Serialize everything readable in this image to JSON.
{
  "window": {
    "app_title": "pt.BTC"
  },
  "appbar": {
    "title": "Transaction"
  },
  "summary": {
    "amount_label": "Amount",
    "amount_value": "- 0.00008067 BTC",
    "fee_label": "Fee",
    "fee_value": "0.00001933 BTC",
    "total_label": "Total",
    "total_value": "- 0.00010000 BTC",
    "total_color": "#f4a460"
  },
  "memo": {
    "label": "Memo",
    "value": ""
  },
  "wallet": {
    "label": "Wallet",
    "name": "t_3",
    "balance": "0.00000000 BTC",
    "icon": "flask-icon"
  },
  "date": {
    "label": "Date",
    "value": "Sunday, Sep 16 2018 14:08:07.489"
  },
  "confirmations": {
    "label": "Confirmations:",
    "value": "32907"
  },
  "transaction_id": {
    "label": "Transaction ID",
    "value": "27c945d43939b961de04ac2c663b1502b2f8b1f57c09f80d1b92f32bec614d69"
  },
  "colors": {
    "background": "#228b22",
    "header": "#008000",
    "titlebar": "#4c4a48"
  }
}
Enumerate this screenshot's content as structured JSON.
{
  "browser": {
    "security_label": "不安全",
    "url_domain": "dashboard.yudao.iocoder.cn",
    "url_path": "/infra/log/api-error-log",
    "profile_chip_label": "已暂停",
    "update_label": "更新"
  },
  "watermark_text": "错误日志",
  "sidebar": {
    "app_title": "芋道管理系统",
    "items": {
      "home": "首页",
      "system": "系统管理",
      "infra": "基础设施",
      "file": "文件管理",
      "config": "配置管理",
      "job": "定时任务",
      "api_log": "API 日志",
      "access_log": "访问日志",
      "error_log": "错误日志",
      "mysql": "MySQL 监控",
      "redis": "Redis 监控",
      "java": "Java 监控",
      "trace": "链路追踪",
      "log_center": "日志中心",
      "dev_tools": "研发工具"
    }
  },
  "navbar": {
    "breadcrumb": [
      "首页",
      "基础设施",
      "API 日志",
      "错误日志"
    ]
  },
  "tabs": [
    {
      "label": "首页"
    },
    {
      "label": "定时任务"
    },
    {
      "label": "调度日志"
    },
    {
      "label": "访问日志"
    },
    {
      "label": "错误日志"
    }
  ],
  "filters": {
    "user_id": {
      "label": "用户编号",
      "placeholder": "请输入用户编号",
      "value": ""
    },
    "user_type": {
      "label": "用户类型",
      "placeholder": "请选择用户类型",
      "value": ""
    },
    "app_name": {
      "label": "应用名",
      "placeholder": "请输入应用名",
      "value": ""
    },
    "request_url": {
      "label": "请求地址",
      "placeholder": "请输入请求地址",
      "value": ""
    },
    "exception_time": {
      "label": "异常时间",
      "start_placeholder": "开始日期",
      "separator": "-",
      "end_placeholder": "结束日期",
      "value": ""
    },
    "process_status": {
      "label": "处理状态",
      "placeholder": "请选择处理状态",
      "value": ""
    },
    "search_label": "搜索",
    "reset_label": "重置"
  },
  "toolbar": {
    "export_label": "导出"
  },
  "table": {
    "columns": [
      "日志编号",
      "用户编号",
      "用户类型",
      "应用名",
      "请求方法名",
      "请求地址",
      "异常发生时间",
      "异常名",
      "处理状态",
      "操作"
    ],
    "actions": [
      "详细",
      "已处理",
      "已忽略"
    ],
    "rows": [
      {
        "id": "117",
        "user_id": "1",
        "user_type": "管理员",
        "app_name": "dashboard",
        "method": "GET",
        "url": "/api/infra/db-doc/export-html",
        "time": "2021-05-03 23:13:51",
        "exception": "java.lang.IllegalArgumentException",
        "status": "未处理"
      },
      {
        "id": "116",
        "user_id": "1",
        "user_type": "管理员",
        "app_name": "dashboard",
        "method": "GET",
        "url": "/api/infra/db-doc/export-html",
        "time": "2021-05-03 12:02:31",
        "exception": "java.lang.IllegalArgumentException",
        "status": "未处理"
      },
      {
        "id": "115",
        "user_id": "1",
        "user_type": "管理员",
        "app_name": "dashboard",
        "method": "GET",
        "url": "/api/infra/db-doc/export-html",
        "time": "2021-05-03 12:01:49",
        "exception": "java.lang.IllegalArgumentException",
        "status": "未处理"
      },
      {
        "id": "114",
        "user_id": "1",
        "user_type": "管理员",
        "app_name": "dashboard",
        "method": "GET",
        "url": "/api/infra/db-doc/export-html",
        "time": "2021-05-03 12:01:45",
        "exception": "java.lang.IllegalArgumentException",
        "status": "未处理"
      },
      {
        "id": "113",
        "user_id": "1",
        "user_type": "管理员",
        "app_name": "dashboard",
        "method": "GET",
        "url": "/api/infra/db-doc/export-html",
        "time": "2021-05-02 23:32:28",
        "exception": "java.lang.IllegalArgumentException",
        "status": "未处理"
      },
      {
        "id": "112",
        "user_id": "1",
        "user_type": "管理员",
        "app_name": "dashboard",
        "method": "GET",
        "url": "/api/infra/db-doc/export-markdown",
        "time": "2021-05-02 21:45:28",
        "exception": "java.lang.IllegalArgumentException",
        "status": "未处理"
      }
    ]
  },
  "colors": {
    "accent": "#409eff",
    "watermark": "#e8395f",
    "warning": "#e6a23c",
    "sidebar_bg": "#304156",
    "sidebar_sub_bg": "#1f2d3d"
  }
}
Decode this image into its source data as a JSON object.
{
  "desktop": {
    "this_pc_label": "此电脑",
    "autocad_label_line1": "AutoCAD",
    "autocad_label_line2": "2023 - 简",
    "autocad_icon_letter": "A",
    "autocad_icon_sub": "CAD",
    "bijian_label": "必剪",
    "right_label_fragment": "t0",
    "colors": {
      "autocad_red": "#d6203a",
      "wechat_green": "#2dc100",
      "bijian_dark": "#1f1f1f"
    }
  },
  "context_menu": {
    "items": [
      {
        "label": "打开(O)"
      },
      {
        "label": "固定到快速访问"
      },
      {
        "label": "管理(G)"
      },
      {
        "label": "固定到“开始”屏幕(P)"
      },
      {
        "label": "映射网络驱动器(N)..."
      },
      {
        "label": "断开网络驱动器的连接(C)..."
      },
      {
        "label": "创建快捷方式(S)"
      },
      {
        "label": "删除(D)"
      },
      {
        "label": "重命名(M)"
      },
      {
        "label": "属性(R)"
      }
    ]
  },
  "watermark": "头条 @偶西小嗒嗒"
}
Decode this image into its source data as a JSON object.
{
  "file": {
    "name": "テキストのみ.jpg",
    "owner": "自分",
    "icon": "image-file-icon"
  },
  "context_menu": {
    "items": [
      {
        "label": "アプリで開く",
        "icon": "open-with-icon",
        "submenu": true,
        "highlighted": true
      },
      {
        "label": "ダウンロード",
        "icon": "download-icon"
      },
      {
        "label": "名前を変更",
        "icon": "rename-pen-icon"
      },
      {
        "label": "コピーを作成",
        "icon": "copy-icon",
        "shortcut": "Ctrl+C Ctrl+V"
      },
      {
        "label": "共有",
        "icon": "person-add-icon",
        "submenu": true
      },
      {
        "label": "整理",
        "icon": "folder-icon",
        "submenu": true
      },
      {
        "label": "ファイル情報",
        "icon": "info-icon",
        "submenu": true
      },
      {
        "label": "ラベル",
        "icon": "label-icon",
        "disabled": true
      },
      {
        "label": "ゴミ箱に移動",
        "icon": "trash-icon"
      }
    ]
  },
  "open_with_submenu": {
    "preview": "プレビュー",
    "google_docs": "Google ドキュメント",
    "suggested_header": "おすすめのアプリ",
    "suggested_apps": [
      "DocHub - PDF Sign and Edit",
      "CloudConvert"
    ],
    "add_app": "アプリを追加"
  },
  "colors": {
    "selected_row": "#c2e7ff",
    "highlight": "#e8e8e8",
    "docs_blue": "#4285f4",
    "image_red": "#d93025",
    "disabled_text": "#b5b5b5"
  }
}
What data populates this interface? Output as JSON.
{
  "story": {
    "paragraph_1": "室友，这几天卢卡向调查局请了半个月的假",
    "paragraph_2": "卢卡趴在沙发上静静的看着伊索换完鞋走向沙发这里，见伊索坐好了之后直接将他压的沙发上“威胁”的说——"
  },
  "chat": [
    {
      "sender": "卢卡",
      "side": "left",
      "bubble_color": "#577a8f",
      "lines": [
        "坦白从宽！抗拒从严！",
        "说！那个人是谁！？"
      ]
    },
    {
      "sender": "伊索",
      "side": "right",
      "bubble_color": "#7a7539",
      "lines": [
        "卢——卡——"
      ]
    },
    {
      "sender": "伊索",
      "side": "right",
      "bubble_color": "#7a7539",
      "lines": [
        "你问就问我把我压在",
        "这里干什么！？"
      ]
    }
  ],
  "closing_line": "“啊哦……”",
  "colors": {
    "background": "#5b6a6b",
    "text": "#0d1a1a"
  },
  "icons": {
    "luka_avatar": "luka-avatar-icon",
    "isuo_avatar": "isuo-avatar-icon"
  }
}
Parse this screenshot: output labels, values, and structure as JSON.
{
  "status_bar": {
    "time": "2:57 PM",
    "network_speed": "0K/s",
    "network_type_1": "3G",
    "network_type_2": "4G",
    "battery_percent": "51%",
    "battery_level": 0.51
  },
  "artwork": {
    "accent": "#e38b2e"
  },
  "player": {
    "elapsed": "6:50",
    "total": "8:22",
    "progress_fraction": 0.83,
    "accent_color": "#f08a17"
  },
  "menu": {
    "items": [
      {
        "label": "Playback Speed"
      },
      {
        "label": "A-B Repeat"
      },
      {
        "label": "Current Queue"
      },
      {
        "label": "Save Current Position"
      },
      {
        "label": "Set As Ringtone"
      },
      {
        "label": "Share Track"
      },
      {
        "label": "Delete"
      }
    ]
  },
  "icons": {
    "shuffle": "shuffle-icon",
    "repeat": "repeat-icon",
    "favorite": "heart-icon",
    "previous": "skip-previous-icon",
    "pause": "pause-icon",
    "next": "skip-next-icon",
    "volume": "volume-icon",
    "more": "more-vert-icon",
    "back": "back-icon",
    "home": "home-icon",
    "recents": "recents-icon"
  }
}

> WRITTEN PROBLEM
Find how many of the lines above have the word "avatar" in them. State only that number.

> CORRECT OUTPUT
2